**Short problem**
Tally how many lines include "values". The number is the whole answer.

# Supplied material start

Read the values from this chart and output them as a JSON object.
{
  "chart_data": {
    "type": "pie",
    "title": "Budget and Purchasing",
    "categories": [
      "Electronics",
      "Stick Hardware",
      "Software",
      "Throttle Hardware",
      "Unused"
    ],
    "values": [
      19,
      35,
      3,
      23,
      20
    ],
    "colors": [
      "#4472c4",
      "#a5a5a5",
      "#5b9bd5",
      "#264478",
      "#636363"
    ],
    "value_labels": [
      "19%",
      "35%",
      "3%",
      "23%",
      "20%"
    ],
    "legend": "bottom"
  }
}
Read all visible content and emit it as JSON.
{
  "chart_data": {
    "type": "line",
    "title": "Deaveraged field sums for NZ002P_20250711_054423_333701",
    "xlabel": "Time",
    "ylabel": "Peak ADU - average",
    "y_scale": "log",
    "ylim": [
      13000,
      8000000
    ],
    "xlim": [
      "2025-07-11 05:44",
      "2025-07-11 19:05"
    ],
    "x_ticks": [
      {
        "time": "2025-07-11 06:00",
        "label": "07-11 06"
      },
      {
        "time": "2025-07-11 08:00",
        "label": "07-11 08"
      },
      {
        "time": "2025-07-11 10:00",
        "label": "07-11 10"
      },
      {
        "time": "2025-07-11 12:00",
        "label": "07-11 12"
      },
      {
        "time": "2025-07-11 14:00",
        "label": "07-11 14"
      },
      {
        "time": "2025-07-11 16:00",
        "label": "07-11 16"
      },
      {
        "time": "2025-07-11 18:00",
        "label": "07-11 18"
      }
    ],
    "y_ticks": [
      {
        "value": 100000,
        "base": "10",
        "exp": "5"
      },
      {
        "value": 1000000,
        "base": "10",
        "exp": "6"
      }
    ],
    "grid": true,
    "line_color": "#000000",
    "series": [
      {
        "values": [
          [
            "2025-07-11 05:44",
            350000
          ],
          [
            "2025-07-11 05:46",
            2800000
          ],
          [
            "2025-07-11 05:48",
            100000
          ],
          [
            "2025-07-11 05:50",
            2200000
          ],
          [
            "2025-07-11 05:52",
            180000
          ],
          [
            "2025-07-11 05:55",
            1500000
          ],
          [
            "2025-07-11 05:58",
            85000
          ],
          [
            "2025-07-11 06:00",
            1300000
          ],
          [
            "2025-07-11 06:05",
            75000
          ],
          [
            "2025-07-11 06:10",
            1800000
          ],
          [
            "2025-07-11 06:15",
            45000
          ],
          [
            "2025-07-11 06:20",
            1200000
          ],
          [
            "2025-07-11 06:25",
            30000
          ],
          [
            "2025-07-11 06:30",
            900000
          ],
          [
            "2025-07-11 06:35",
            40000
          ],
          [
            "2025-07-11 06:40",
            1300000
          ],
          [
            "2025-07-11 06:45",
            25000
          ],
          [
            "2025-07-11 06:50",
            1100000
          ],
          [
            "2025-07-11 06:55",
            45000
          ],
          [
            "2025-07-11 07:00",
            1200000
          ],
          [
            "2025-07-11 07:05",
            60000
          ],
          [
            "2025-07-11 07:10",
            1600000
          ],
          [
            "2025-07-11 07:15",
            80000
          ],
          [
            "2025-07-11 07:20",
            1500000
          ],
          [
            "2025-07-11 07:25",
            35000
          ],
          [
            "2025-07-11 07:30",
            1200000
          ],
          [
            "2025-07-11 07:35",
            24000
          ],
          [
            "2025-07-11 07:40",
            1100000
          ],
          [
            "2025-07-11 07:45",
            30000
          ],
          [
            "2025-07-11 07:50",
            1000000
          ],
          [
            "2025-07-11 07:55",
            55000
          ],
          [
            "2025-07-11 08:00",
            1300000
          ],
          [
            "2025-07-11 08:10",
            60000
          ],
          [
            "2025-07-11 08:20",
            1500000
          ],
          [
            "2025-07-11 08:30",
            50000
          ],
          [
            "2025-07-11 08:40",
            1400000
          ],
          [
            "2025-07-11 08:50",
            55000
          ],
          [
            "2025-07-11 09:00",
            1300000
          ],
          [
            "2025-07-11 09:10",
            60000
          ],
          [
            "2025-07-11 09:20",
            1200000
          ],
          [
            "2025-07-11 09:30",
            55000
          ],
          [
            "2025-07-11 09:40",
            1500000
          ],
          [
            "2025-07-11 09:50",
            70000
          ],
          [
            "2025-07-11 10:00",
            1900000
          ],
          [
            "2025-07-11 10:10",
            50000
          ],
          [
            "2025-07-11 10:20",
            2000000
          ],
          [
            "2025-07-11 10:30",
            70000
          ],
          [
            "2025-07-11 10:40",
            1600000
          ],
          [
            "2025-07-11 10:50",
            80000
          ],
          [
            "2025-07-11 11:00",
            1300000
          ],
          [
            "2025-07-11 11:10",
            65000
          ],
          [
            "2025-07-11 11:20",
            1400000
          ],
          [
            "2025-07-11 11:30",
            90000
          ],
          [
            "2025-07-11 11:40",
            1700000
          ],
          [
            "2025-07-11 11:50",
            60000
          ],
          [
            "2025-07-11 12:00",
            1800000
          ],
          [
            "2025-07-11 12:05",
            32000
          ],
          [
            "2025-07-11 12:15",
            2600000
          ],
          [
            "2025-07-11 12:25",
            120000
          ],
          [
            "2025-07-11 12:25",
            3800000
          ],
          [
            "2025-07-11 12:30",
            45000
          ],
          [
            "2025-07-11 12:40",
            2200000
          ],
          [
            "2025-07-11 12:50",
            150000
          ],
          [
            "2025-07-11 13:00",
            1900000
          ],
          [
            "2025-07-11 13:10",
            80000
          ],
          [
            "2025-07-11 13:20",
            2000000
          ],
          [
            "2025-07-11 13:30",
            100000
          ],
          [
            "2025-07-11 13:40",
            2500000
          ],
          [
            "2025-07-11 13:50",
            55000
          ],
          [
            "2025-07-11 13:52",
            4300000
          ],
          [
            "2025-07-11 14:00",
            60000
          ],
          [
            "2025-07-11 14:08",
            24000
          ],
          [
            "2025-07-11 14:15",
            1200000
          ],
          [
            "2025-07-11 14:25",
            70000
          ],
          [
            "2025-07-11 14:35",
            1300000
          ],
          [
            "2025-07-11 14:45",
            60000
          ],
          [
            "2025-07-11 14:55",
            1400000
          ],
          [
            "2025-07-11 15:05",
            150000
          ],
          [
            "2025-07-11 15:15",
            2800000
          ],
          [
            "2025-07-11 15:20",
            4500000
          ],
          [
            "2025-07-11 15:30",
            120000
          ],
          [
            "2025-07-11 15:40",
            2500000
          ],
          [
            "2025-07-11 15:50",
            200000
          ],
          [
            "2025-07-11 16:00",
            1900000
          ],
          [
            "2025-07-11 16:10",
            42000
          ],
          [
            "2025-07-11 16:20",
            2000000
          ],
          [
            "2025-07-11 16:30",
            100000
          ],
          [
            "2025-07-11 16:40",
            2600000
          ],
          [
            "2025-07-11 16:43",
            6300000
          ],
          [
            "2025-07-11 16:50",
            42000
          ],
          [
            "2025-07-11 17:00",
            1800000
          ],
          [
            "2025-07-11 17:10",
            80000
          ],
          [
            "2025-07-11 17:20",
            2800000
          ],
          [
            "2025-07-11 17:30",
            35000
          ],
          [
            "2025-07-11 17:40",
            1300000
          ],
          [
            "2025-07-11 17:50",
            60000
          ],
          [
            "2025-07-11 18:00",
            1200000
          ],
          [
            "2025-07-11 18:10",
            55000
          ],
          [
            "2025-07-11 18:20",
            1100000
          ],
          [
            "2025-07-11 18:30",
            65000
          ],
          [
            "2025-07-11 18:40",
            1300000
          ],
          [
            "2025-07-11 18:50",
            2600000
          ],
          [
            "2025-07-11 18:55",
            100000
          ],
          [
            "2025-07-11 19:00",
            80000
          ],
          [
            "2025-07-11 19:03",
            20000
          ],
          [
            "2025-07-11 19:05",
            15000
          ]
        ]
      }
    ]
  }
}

# Supplied material end

**Task response**
3